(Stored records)
-- Begin --
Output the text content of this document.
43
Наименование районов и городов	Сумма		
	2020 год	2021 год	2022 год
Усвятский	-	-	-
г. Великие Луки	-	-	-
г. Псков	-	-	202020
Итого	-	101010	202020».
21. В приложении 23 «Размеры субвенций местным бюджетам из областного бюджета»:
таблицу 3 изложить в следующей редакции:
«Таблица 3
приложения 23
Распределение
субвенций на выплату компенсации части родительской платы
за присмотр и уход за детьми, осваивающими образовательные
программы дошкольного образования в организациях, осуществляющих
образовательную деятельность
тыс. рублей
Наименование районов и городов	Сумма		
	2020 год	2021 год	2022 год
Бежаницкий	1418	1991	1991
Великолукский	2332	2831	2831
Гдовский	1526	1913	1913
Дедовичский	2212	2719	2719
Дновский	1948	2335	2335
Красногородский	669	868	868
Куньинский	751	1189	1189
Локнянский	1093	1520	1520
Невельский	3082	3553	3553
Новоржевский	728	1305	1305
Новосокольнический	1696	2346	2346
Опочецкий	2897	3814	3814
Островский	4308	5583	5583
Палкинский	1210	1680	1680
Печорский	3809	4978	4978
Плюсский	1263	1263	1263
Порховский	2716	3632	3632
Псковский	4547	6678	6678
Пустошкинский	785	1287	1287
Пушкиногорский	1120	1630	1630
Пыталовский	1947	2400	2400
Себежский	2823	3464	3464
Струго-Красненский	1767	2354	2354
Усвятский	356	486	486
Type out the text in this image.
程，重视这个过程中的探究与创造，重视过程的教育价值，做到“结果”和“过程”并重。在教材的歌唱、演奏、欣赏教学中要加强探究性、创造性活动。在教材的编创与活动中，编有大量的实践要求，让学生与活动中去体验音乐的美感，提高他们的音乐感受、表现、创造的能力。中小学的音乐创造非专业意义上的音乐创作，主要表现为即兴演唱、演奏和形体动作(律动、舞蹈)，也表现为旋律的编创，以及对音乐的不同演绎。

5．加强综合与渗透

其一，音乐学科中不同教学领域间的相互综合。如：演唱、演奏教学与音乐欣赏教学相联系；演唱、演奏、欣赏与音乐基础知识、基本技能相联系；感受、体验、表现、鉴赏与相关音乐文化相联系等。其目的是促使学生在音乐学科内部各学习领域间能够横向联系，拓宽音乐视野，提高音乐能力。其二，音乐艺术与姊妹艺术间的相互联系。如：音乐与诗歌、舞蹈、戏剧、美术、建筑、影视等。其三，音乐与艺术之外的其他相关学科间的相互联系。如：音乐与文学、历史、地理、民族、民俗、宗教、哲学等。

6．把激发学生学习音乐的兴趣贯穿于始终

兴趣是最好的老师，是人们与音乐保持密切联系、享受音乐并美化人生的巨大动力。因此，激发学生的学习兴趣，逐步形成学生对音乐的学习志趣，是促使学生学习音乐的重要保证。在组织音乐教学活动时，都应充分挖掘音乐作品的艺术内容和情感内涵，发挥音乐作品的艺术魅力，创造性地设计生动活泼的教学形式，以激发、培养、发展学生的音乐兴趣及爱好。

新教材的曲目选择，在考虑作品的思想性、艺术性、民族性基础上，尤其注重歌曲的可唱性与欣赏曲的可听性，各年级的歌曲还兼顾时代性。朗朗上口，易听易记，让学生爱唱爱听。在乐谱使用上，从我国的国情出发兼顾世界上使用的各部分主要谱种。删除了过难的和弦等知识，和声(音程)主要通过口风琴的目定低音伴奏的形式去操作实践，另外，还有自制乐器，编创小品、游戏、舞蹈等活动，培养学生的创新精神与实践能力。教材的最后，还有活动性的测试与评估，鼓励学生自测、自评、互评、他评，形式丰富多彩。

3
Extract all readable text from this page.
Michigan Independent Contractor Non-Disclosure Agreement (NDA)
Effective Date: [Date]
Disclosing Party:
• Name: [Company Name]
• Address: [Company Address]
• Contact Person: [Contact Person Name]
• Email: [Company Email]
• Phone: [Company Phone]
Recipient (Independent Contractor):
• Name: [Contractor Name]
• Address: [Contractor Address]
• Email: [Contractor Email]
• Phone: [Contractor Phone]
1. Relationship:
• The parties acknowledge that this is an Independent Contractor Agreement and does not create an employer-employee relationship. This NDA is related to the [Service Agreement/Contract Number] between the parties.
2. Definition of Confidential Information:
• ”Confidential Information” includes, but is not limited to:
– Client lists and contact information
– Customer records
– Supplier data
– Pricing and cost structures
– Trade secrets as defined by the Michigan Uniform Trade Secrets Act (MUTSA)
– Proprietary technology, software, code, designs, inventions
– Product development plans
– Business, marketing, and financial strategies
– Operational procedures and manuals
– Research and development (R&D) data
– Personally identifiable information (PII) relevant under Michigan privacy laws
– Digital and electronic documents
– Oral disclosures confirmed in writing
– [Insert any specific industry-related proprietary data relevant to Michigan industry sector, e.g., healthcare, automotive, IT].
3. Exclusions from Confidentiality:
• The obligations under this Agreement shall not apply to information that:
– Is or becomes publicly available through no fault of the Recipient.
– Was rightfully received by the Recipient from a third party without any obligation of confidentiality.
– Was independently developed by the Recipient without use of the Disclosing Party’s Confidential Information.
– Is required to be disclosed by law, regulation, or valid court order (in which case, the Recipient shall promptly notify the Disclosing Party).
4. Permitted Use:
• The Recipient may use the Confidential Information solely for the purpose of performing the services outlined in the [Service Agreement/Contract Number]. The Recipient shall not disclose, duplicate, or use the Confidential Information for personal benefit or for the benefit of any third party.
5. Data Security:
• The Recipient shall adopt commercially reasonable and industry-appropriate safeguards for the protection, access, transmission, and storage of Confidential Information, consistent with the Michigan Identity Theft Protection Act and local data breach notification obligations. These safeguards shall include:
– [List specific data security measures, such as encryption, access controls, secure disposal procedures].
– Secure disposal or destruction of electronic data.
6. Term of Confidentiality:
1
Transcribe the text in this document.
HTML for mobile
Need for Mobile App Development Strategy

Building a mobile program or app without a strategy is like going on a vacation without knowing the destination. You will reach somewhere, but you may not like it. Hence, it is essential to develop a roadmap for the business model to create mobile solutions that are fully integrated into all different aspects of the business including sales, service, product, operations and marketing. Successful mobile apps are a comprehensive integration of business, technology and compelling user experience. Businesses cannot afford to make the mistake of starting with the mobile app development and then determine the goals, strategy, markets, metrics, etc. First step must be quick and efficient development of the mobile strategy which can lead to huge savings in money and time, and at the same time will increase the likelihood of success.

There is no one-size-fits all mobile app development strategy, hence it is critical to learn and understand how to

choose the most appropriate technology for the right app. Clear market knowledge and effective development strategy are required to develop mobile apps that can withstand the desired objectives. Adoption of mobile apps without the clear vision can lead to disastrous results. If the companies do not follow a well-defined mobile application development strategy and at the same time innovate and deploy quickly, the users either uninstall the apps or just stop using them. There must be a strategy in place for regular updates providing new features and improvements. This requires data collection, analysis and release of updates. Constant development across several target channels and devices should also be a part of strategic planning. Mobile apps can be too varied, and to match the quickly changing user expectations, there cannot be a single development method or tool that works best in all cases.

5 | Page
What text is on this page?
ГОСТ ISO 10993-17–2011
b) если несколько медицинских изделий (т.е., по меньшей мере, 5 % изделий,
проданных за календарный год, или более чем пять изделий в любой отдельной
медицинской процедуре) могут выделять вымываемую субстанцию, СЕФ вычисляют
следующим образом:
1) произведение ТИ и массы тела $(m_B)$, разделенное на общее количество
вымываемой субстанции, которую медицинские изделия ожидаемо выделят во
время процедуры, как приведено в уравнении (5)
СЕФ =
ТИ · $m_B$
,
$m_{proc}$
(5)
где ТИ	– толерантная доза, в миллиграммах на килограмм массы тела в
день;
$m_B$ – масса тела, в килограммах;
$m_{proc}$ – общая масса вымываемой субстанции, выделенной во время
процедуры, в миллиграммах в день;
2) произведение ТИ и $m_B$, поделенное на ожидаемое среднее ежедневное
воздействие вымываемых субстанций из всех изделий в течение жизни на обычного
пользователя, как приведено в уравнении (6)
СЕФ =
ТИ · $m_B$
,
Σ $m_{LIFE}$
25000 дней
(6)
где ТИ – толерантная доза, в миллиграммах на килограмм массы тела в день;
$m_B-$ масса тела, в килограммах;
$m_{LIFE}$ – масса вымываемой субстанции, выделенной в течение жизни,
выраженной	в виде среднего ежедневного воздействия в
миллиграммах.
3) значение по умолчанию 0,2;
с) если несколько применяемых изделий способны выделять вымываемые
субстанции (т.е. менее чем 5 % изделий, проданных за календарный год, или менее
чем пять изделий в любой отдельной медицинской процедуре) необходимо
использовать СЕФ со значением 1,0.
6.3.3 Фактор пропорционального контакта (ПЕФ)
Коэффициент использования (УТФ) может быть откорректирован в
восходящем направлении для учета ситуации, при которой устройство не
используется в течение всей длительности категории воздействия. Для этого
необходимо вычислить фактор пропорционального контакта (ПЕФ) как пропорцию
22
-- End --
## WORK TO DO
In the records above, collect each line with "тела".

## EXPECTED ANSWER
1) произведение ТИ и массы тела $(m_B)$, разделенное на общее количество
где ТИ	– толерантная доза, в миллиграммах на килограмм массы тела в
$m_B$ – масса тела, в килограммах;
где ТИ – толерантная доза, в миллиграммах на килограмм массы тела в день;
$m_B-$ масса тела, в килограммах;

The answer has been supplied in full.